--- Exercise material ---

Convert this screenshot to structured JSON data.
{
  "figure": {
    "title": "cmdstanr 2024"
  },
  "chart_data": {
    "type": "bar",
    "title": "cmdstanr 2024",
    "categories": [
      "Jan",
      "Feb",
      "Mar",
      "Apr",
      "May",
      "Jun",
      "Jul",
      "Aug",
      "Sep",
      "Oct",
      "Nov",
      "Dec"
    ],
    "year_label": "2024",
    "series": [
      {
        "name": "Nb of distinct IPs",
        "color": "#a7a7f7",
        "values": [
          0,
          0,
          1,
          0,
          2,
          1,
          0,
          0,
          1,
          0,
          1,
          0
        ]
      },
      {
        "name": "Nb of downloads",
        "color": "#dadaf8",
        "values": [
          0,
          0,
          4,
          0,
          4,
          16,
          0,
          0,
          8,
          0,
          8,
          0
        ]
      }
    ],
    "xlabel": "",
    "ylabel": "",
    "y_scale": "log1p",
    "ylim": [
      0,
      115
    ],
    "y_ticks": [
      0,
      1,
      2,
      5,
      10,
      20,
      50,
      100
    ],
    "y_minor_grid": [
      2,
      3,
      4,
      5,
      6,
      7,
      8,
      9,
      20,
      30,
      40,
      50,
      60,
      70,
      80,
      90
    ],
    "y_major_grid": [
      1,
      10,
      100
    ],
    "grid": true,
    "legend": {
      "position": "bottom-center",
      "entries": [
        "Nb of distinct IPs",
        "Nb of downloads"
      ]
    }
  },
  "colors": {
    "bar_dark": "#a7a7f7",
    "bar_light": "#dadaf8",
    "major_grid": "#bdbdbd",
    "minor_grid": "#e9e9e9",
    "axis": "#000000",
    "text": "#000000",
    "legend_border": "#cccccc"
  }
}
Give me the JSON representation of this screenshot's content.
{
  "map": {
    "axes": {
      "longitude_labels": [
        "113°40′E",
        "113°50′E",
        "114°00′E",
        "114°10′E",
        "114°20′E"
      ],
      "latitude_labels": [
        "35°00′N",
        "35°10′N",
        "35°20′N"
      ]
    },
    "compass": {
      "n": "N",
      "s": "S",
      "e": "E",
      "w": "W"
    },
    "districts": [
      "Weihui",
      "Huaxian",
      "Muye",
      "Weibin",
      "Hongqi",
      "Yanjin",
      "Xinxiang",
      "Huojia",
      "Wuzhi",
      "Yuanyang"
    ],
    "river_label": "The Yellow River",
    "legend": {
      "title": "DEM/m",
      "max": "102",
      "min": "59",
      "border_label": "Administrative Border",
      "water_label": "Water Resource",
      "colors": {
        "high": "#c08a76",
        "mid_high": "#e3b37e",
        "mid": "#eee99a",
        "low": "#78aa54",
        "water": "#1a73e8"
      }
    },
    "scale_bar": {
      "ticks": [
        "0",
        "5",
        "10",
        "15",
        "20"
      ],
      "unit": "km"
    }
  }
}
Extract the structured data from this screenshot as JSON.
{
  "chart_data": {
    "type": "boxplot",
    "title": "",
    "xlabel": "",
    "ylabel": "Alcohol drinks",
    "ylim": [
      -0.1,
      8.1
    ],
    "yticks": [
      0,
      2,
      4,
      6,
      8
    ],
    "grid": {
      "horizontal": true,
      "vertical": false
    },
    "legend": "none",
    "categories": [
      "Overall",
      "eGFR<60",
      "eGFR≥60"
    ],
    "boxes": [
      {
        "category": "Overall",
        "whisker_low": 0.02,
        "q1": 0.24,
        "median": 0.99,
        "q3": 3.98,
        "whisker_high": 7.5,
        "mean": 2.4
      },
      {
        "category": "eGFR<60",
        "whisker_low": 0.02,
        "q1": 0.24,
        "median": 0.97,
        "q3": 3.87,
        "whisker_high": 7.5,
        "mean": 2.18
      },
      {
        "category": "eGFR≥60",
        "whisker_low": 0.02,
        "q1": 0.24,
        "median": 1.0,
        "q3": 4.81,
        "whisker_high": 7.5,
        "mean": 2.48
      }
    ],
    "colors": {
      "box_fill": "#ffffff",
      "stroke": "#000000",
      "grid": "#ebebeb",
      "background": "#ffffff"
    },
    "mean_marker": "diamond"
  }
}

---

• _Written exercise_: The entries above must be returned exactly.

• _Exercise result_:
Convert this screenshot to structured JSON data.
{
  "figure": {
    "title": "cmdstanr 2024"
  },
  "chart_data": {
    "type": "bar",
    "title": "cmdstanr 2024",
    "categories": [
      "Jan",
      "Feb",
      "Mar",
      "Apr",
      "May",
      "Jun",
      "Jul",
      "Aug",
      "Sep",
      "Oct",
      "Nov",
      "Dec"
    ],
    "year_label": "2024",
    "series": [
      {
        "name": "Nb of distinct IPs",
        "color": "#a7a7f7",
        "values": [
          0,
          0,
          1,
          0,
          2,
          1,
          0,
          0,
          1,
          0,
          1,
          0
        ]
      },
      {
        "name": "Nb of downloads",
        "color": "#dadaf8",
        "values": [
          0,
          0,
          4,
          0,
          4,
          16,
          0,
          0,
          8,
          0,
          8,
          0
        ]
      }
    ],
    "xlabel": "",
    "ylabel": "",
    "y_scale": "log1p",
    "ylim": [
      0,
      115
    ],
    "y_ticks": [
      0,
      1,
      2,
      5,
      10,
      20,
      50,
      100
    ],
    "y_minor_grid": [
      2,
      3,
      4,
      5,
      6,
      7,
      8,
      9,
      20,
      30,
      40,
      50,
      60,
      70,
      80,
      90
    ],
    "y_major_grid": [
      1,
      10,
      100
    ],
    "grid": true,
    "legend": {
      "position": "bottom-center",
      "entries": [
        "Nb of distinct IPs",
        "Nb of downloads"
      ]
    }
  },
  "colors": {
    "bar_dark": "#a7a7f7",
    "bar_light": "#dadaf8",
    "major_grid": "#bdbdbd",
    "minor_grid": "#e9e9e9",
    "axis": "#000000",
    "text": "#000000",
    "legend_border": "#cccccc"
  }
}
Give me the JSON representation of this screenshot's content.
{
  "map": {
    "axes": {
      "longitude_labels": [
        "113°40′E",
        "113°50′E",
        "114°00′E",
        "114°10′E",
        "114°20′E"
      ],
      "latitude_labels": [
        "35°00′N",
        "35°10′N",
        "35°20′N"
      ]
    },
    "compass": {
      "n": "N",
      "s": "S",
      "e": "E",
      "w": "W"
    },
    "districts": [
      "Weihui",
      "Huaxian",
      "Muye",
      "Weibin",
      "Hongqi",
      "Yanjin",
      "Xinxiang",
      "Huojia",
      "Wuzhi",
      "Yuanyang"
    ],
    "river_label": "The Yellow River",
    "legend": {
      "title": "DEM/m",
      "max": "102",
      "min": "59",
      "border_label": "Administrative Border",
      "water_label": "Water Resource",
      "colors": {
        "high": "#c08a76",
        "mid_high": "#e3b37e",
        "mid": "#eee99a",
        "low": "#78aa54",
        "water": "#1a73e8"
      }
    },
    "scale_bar": {
      "ticks": [
        "0",
        "5",
        "10",
        "15",
        "20"
      ],
      "unit": "km"
    }
  }
}
Extract the structured data from this screenshot as JSON.
{
  "chart_data": {
    "type": "boxplot",
    "title": "",
    "xlabel": "",
    "ylabel": "Alcohol drinks",
    "ylim": [
      -0.1,
      8.1
    ],
    "yticks": [
      0,
      2,
      4,
      6,
      8
    ],
    "grid": {
      "horizontal": true,
      "vertical": false
    },
    "legend": "none",
    "categories": [
      "Overall",
      "eGFR<60",
      "eGFR≥60"
    ],
    "boxes": [
      {
        "category": "Overall",
        "whisker_low": 0.02,
        "q1": 0.24,
        "median": 0.99,
        "q3": 3.98,
        "whisker_high": 7.5,
        "mean": 2.4
      },
      {
        "category": "eGFR<60",
        "whisker_low": 0.02,
        "q1": 0.24,
        "median": 0.97,
        "q3": 3.87,
        "whisker_high": 7.5,
        "mean": 2.18
      },
      {
        "category": "eGFR≥60",
        "whisker_low": 0.02,
        "q1": 0.24,
        "median": 1.0,
        "q3": 4.81,
        "whisker_high": 7.5,
        "mean": 2.48
      }
    ],
    "colors": {
      "box_fill": "#ffffff",
      "stroke": "#000000",
      "grid": "#ebebeb",
      "background": "#ffffff"
    },
    "mean_marker": "diamond"
  }
}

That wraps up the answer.